◆ **What the exercise asks**: Print the entries below in their entirety, exactly as they are written.
_ _ _
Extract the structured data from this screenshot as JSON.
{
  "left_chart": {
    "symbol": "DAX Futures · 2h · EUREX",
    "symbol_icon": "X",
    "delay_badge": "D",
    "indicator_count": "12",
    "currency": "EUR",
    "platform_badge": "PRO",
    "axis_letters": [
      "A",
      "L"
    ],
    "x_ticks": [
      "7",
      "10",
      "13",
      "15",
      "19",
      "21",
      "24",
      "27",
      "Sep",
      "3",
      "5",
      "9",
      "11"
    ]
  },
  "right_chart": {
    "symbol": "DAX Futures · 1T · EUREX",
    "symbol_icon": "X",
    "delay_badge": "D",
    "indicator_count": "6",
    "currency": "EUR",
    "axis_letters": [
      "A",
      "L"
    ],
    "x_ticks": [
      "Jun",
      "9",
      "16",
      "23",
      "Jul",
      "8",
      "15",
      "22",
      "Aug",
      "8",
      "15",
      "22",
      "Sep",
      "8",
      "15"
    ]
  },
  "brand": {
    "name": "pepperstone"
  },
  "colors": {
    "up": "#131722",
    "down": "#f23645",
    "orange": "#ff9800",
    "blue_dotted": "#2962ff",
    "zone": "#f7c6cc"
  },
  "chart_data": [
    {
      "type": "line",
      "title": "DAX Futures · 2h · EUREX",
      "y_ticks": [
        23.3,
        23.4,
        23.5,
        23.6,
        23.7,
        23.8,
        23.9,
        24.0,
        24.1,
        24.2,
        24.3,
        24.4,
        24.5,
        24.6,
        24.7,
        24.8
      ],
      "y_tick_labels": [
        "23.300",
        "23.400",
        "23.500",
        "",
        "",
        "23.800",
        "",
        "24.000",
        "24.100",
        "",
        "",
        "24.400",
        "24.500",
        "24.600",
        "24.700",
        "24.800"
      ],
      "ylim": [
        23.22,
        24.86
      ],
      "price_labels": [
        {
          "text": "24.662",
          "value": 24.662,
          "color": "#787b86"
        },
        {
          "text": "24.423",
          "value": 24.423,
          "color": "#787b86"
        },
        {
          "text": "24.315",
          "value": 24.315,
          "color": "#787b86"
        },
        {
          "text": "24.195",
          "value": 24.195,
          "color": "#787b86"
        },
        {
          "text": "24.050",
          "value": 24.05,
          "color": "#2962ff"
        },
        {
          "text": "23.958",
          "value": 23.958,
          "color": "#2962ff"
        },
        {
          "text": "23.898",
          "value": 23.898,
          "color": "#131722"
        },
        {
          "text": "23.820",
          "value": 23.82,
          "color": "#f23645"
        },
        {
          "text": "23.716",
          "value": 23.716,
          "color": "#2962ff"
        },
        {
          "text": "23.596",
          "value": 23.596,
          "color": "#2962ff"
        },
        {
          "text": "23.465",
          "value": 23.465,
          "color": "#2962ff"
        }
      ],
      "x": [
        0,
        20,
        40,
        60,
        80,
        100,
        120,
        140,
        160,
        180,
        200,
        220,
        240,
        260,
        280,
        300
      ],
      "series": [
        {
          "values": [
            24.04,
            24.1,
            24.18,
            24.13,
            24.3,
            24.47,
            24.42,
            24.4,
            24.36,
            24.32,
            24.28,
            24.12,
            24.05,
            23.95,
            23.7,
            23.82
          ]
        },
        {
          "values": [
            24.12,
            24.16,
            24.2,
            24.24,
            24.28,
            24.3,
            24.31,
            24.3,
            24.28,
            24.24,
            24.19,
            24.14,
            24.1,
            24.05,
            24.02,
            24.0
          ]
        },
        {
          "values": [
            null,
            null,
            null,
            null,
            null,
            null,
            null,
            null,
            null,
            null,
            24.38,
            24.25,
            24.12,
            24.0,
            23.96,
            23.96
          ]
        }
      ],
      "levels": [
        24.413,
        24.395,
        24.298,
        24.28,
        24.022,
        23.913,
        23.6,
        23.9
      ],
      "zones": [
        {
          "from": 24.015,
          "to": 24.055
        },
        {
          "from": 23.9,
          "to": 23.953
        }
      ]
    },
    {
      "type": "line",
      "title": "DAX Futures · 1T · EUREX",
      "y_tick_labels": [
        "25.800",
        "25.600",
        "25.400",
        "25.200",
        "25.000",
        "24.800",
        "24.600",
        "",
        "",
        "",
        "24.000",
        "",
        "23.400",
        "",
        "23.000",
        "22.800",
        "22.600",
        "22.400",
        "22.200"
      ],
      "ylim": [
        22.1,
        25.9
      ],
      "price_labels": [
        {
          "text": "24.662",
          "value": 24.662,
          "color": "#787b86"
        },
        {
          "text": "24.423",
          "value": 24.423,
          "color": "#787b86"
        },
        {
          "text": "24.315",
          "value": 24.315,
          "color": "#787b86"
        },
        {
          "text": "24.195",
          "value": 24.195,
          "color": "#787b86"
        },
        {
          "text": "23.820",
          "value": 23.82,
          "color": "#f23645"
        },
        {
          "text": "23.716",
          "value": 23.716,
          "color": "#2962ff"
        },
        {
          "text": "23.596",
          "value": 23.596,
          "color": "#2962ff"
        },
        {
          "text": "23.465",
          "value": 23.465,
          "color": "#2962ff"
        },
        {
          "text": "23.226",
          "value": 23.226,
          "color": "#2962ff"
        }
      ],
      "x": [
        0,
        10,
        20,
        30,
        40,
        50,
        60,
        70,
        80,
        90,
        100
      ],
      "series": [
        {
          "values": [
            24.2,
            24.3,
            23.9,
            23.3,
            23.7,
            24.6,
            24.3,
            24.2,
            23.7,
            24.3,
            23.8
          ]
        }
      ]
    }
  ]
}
_ _ _
◆ **Finished exercise**:
Extract the structured data from this screenshot as JSON.
{
  "left_chart": {
    "symbol": "DAX Futures · 2h · EUREX",
    "symbol_icon": "X",
    "delay_badge": "D",
    "indicator_count": "12",
    "currency": "EUR",
    "platform_badge": "PRO",
    "axis_letters": [
      "A",
      "L"
    ],
    "x_ticks": [
      "7",
      "10",
      "13",
      "15",
      "19",
      "21",
      "24",
      "27",
      "Sep",
      "3",
      "5",
      "9",
      "11"
    ]
  },
  "right_chart": {
    "symbol": "DAX Futures · 1T · EUREX",
    "symbol_icon": "X",
    "delay_badge": "D",
    "indicator_count": "6",
    "currency": "EUR",
    "axis_letters": [
      "A",
      "L"
    ],
    "x_ticks": [
      "Jun",
      "9",
      "16",
      "23",
      "Jul",
      "8",
      "15",
      "22",
      "Aug",
      "8",
      "15",
      "22",
      "Sep",
      "8",
      "15"
    ]
  },
  "brand": {
    "name": "pepperstone"
  },
  "colors": {
    "up": "#131722",
    "down": "#f23645",
    "orange": "#ff9800",
    "blue_dotted": "#2962ff",
    "zone": "#f7c6cc"
  },
  "chart_data": [
    {
      "type": "line",
      "title": "DAX Futures · 2h · EUREX",
      "y_ticks": [
        23.3,
        23.4,
        23.5,
        23.6,
        23.7,
        23.8,
        23.9,
        24.0,
        24.1,
        24.2,
        24.3,
        24.4,
        24.5,
        24.6,
        24.7,
        24.8
      ],
      "y_tick_labels": [
        "23.300",
        "23.400",
        "23.500",
        "",
        "",
        "23.800",
        "",
        "24.000",
        "24.100",
        "",
        "",
        "24.400",
        "24.500",
        "24.600",
        "24.700",
        "24.800"
      ],
      "ylim": [
        23.22,
        24.86
      ],
      "price_labels": [
        {
          "text": "24.662",
          "value": 24.662,
          "color": "#787b86"
        },
        {
          "text": "24.423",
          "value": 24.423,
          "color": "#787b86"
        },
        {
          "text": "24.315",
          "value": 24.315,
          "color": "#787b86"
        },
        {
          "text": "24.195",
          "value": 24.195,
          "color": "#787b86"
        },
        {
          "text": "24.050",
          "value": 24.05,
          "color": "#2962ff"
        },
        {
          "text": "23.958",
          "value": 23.958,
          "color": "#2962ff"
        },
        {
          "text": "23.898",
          "value": 23.898,
          "color": "#131722"
        },
        {
          "text": "23.820",
          "value": 23.82,
          "color": "#f23645"
        },
        {
          "text": "23.716",
          "value": 23.716,
          "color": "#2962ff"
        },
        {
          "text": "23.596",
          "value": 23.596,
          "color": "#2962ff"
        },
        {
          "text": "23.465",
          "value": 23.465,
          "color": "#2962ff"
        }
      ],
      "x": [
        0,
        20,
        40,
        60,
        80,
        100,
        120,
        140,
        160,
        180,
        200,
        220,
        240,
        260,
        280,
        300
      ],
      "series": [
        {
          "values": [
            24.04,
            24.1,
            24.18,
            24.13,
            24.3,
            24.47,
            24.42,
            24.4,
            24.36,
            24.32,
            24.28,
            24.12,
            24.05,
            23.95,
            23.7,
            23.82
          ]
        },
        {
          "values": [
            24.12,
            24.16,
            24.2,
            24.24,
            24.28,
            24.3,
            24.31,
            24.3,
            24.28,
            24.24,
            24.19,
            24.14,
            24.1,
            24.05,
            24.02,
            24.0
          ]
        },
        {
          "values": [
            null,
            null,
            null,
            null,
            null,
            null,
            null,
            null,
            null,
            null,
            24.38,
            24.25,
            24.12,
            24.0,
            23.96,
            23.96
          ]
        }
      ],
      "levels": [
        24.413,
        24.395,
        24.298,
        24.28,
        24.022,
        23.913,
        23.6,
        23.9
      ],
      "zones": [
        {
          "from": 24.015,
          "to": 24.055
        },
        {
          "from": 23.9,
          "to": 23.953
        }
      ]
    },
    {
      "type": "line",
      "title": "DAX Futures · 1T · EUREX",
      "y_tick_labels": [
        "25.800",
        "25.600",
        "25.400",
        "25.200",
        "25.000",
        "24.800",
        "24.600",
        "",
        "",
        "",
        "24.000",
        "",
        "23.400",
        "",
        "23.000",
        "22.800",
        "22.600",
        "22.400",
        "22.200"
      ],
      "ylim": [
        22.1,
        25.9
      ],
      "price_labels": [
        {
          "text": "24.662",
          "value": 24.662,
          "color": "#787b86"
        },
        {
          "text": "24.423",
          "value": 24.423,
          "color": "#787b86"
        },
        {
          "text": "24.315",
          "value": 24.315,
          "color": "#787b86"
        },
        {
          "text": "24.195",
          "value": 24.195,
          "color": "#787b86"
        },
        {
          "text": "23.820",
          "value": 23.82,
          "color": "#f23645"
        },
        {
          "text": "23.716",
          "value": 23.716,
          "color": "#2962ff"
        },
        {
          "text": "23.596",
          "value": 23.596,
          "color": "#2962ff"
        },
        {
          "text": "23.465",
          "value": 23.465,
          "color": "#2962ff"
        },
        {
          "text": "23.226",
          "value": 23.226,
          "color": "#2962ff"
        }
      ],
      "x": [
        0,
        10,
        20,
        30,
        40,
        50,
        60,
        70,
        80,
        90,
        100
      ],
      "series": [
        {
          "values": [
            24.2,
            24.3,
            23.9,
            23.3,
            23.7,
            24.6,
            24.3,
            24.2,
            23.7,
            24.3,
            23.8
          ]
        }
      ]
    }
  ]
}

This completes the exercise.